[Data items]
** start **
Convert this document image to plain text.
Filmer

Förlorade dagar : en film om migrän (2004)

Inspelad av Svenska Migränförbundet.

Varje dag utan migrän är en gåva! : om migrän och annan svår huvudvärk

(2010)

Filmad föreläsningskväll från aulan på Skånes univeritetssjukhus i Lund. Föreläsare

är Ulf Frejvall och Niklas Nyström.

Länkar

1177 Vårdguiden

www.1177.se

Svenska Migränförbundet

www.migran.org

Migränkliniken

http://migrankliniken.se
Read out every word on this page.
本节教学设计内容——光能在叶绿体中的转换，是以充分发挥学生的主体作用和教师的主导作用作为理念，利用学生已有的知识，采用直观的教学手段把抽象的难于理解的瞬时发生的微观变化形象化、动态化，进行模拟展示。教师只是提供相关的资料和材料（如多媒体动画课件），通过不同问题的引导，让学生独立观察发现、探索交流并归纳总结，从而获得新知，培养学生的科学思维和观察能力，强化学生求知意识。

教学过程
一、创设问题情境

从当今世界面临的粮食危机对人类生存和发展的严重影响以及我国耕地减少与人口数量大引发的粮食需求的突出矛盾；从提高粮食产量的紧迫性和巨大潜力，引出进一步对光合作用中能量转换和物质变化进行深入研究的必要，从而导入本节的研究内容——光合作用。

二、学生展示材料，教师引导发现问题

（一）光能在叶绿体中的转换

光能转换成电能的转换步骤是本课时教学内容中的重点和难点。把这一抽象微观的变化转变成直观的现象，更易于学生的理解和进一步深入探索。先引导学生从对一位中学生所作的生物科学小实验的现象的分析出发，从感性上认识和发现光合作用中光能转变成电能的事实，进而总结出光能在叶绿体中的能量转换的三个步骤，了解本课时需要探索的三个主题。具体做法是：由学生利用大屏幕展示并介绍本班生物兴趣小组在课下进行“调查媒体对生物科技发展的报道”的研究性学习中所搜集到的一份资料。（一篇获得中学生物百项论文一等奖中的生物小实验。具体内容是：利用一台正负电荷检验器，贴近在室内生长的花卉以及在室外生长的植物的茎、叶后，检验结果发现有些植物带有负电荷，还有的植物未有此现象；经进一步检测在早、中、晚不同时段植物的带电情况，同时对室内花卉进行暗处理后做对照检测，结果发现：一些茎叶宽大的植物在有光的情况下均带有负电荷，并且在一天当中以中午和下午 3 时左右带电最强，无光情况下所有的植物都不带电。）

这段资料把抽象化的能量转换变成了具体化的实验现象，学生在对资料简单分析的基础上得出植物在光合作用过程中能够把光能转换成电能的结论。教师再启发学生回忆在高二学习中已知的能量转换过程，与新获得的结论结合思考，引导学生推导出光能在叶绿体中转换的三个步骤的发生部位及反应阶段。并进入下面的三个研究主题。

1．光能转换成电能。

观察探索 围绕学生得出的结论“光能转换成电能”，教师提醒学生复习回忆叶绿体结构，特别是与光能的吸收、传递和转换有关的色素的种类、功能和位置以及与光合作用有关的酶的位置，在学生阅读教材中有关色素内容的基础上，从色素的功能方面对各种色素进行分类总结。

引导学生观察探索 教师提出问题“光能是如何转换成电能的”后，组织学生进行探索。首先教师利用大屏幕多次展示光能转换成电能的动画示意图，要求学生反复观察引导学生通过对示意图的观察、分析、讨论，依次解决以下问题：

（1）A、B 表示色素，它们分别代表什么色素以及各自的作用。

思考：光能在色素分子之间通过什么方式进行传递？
** end **
**Direction:**
Type out all of the material again, word for word.

**Full solution:**
Convert this document image to plain text.
Filmer

Förlorade dagar : en film om migrän (2004)

Inspelad av Svenska Migränförbundet.

Varje dag utan migrän är en gåva! : om migrän och annan svår huvudvärk

(2010)

Filmad föreläsningskväll från aulan på Skånes univeritetssjukhus i Lund. Föreläsare

är Ulf Frejvall och Niklas Nyström.

Länkar

1177 Vårdguiden

www.1177.se

Svenska Migränförbundet

www.migran.org

Migränkliniken

http://migrankliniken.se
Read out every word on this page.
本节教学设计内容——光能在叶绿体中的转换，是以充分发挥学生的主体作用和教师的主导作用作为理念，利用学生已有的知识，采用直观的教学手段把抽象的难于理解的瞬时发生的微观变化形象化、动态化，进行模拟展示。教师只是提供相关的资料和材料（如多媒体动画课件），通过不同问题的引导，让学生独立观察发现、探索交流并归纳总结，从而获得新知，培养学生的科学思维和观察能力，强化学生求知意识。

教学过程
一、创设问题情境

从当今世界面临的粮食危机对人类生存和发展的严重影响以及我国耕地减少与人口数量大引发的粮食需求的突出矛盾；从提高粮食产量的紧迫性和巨大潜力，引出进一步对光合作用中能量转换和物质变化进行深入研究的必要，从而导入本节的研究内容——光合作用。

二、学生展示材料，教师引导发现问题

（一）光能在叶绿体中的转换

光能转换成电能的转换步骤是本课时教学内容中的重点和难点。把这一抽象微观的变化转变成直观的现象，更易于学生的理解和进一步深入探索。先引导学生从对一位中学生所作的生物科学小实验的现象的分析出发，从感性上认识和发现光合作用中光能转变成电能的事实，进而总结出光能在叶绿体中的能量转换的三个步骤，了解本课时需要探索的三个主题。具体做法是：由学生利用大屏幕展示并介绍本班生物兴趣小组在课下进行“调查媒体对生物科技发展的报道”的研究性学习中所搜集到的一份资料。（一篇获得中学生物百项论文一等奖中的生物小实验。具体内容是：利用一台正负电荷检验器，贴近在室内生长的花卉以及在室外生长的植物的茎、叶后，检验结果发现有些植物带有负电荷，还有的植物未有此现象；经进一步检测在早、中、晚不同时段植物的带电情况，同时对室内花卉进行暗处理后做对照检测，结果发现：一些茎叶宽大的植物在有光的情况下均带有负电荷，并且在一天当中以中午和下午 3 时左右带电最强，无光情况下所有的植物都不带电。）

这段资料把抽象化的能量转换变成了具体化的实验现象，学生在对资料简单分析的基础上得出植物在光合作用过程中能够把光能转换成电能的结论。教师再启发学生回忆在高二学习中已知的能量转换过程，与新获得的结论结合思考，引导学生推导出光能在叶绿体中转换的三个步骤的发生部位及反应阶段。并进入下面的三个研究主题。

1．光能转换成电能。

观察探索 围绕学生得出的结论“光能转换成电能”，教师提醒学生复习回忆叶绿体结构，特别是与光能的吸收、传递和转换有关的色素的种类、功能和位置以及与光合作用有关的酶的位置，在学生阅读教材中有关色素内容的基础上，从色素的功能方面对各种色素进行分类总结。

引导学生观察探索 教师提出问题“光能是如何转换成电能的”后，组织学生进行探索。首先教师利用大屏幕多次展示光能转换成电能的动画示意图，要求学生反复观察引导学生通过对示意图的观察、分析、讨论，依次解决以下问题：

（1）A、B 表示色素，它们分别代表什么色素以及各自的作用。

思考：光能在色素分子之间通过什么方式进行传递？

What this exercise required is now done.